Records contained in a dataset:
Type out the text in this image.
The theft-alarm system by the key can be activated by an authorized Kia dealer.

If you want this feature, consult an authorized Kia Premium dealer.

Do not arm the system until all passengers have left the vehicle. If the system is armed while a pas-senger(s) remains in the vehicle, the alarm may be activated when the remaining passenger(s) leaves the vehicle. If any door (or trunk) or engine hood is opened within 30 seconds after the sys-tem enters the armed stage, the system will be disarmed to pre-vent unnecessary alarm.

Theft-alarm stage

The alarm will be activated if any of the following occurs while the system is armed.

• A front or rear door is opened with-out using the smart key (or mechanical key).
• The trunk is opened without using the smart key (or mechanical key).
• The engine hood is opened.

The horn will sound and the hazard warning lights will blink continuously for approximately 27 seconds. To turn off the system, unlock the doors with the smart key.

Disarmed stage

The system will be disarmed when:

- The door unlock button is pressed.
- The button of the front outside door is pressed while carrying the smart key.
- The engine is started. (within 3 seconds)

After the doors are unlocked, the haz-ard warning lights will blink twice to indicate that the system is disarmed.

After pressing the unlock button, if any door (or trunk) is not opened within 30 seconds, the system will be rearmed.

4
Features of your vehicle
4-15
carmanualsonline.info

--

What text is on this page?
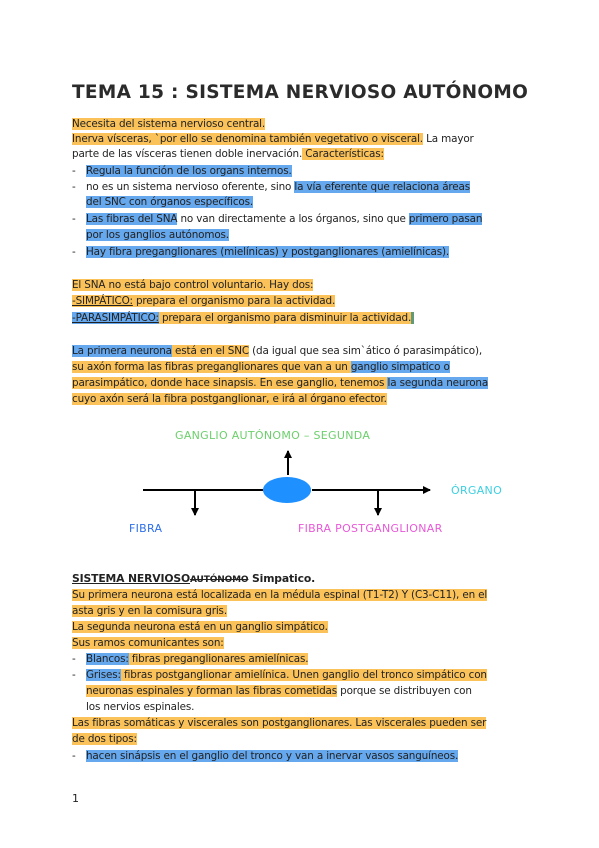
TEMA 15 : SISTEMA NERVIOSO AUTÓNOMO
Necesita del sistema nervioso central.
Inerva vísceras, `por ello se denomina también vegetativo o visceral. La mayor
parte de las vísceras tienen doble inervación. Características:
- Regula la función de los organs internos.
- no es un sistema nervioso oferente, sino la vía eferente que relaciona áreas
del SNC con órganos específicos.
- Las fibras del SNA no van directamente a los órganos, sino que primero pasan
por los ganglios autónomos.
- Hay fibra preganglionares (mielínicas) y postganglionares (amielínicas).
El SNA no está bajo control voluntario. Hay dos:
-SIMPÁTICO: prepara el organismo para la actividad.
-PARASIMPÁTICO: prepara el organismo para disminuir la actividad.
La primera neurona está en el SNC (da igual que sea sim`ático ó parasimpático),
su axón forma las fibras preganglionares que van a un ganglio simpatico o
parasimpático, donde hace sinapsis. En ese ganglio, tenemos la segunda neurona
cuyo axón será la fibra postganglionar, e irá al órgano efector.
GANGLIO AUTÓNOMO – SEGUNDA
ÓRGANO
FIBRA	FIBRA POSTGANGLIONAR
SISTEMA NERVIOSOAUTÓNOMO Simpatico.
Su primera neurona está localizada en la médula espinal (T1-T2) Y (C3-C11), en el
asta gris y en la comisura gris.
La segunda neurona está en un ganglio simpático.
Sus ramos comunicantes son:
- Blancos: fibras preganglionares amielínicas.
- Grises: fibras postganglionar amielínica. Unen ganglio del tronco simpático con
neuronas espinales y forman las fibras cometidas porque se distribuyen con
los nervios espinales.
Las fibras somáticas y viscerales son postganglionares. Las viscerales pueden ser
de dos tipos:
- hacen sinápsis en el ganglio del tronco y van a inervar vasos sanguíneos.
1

(Task statement): Go through the records above, find every line with the word "warning", and list those lines.

(Task result):
The horn will sound and the hazard warning lights will blink continuously for approximately 27 seconds. To turn off the system, unlock the doors with the smart key.
After the doors are unlocked, the haz-ard warning lights will blink twice to indicate that the system is disarmed.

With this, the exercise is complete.